> **Records from a dataset**:
# # # # # # #

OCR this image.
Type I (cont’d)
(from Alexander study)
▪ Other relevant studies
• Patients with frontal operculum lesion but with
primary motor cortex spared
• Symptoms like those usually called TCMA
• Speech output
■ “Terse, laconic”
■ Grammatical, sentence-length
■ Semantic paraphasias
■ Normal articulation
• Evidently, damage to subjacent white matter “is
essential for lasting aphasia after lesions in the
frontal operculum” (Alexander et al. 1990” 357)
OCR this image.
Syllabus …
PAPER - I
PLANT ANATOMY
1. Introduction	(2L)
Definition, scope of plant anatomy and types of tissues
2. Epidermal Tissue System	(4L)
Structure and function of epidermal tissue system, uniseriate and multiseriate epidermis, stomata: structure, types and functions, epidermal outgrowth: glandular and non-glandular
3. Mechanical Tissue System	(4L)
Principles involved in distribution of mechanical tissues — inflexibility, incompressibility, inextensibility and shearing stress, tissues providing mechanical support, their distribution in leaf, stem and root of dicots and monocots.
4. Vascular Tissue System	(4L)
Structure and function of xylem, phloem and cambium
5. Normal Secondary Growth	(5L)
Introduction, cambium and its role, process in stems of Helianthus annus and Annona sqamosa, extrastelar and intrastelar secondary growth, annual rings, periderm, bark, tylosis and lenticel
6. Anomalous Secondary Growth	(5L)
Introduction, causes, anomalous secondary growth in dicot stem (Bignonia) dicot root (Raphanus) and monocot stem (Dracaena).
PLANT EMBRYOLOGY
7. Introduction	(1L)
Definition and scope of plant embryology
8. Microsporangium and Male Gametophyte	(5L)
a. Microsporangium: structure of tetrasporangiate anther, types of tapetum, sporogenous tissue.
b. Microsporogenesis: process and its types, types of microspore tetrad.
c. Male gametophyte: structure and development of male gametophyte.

# # # # # # #

> **What is required**: Give back every entry, unchanged in any way.

> **Expected output**:
OCR this image.
Type I (cont’d)
(from Alexander study)
▪ Other relevant studies
• Patients with frontal operculum lesion but with
primary motor cortex spared
• Symptoms like those usually called TCMA
• Speech output
■ “Terse, laconic”
■ Grammatical, sentence-length
■ Semantic paraphasias
■ Normal articulation
• Evidently, damage to subjacent white matter “is
essential for lasting aphasia after lesions in the
frontal operculum” (Alexander et al. 1990” 357)
OCR this image.
Syllabus …
PAPER - I
PLANT ANATOMY
1. Introduction	(2L)
Definition, scope of plant anatomy and types of tissues
2. Epidermal Tissue System	(4L)
Structure and function of epidermal tissue system, uniseriate and multiseriate epidermis, stomata: structure, types and functions, epidermal outgrowth: glandular and non-glandular
3. Mechanical Tissue System	(4L)
Principles involved in distribution of mechanical tissues — inflexibility, incompressibility, inextensibility and shearing stress, tissues providing mechanical support, their distribution in leaf, stem and root of dicots and monocots.
4. Vascular Tissue System	(4L)
Structure and function of xylem, phloem and cambium
5. Normal Secondary Growth	(5L)
Introduction, cambium and its role, process in stems of Helianthus annus and Annona sqamosa, extrastelar and intrastelar secondary growth, annual rings, periderm, bark, tylosis and lenticel
6. Anomalous Secondary Growth	(5L)
Introduction, causes, anomalous secondary growth in dicot stem (Bignonia) dicot root (Raphanus) and monocot stem (Dracaena).
PLANT EMBRYOLOGY
7. Introduction	(1L)
Definition and scope of plant embryology
8. Microsporangium and Male Gametophyte	(5L)
a. Microsporangium: structure of tetrasporangiate anther, types of tapetum, sporogenous tissue.
b. Microsporogenesis: process and its types, types of microspore tetrad.
c. Male gametophyte: structure and development of male gametophyte.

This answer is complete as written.